Where a line contains the word "instructions", copy that line.
------------------------
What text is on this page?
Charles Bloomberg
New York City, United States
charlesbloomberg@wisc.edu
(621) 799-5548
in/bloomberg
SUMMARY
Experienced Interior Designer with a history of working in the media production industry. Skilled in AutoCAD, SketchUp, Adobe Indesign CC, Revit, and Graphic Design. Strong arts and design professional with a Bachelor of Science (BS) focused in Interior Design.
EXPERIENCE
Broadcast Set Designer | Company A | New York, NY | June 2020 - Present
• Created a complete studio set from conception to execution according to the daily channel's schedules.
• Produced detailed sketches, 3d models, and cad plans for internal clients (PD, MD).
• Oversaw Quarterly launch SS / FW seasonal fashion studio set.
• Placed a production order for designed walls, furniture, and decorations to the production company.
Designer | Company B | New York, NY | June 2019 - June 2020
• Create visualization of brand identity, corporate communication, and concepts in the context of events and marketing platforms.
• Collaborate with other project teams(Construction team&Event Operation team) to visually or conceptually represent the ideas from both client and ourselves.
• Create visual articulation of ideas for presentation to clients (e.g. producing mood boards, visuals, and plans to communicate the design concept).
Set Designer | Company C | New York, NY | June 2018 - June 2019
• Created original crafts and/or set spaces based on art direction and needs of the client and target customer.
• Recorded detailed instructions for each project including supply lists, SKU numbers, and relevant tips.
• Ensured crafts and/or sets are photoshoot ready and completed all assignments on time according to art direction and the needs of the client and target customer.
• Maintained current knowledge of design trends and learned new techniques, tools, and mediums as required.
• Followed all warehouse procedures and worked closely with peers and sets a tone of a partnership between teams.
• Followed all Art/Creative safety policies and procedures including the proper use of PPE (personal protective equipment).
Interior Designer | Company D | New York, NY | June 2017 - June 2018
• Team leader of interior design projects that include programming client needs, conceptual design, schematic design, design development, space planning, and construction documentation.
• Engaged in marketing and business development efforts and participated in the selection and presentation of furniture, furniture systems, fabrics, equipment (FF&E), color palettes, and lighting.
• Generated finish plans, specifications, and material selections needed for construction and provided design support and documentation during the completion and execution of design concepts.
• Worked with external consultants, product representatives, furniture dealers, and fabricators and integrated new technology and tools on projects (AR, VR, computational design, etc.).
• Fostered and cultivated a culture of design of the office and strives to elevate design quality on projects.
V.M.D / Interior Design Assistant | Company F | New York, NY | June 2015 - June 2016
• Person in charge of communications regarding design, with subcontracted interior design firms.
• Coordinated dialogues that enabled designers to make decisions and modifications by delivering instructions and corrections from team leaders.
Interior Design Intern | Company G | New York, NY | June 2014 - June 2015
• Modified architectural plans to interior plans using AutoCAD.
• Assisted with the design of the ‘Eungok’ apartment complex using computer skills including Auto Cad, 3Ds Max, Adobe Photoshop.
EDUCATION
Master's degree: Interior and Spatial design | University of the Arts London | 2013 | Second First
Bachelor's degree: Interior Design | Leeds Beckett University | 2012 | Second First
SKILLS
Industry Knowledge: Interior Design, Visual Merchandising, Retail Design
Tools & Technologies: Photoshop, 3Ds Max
------------------------
TASK RESULT >>
• Recorded detailed instructions for each project including supply lists, SKU numbers, and relevant tips.
• Coordinated dialogues that enabled designers to make decisions and modifications by delivering instructions and corrections from team leaders.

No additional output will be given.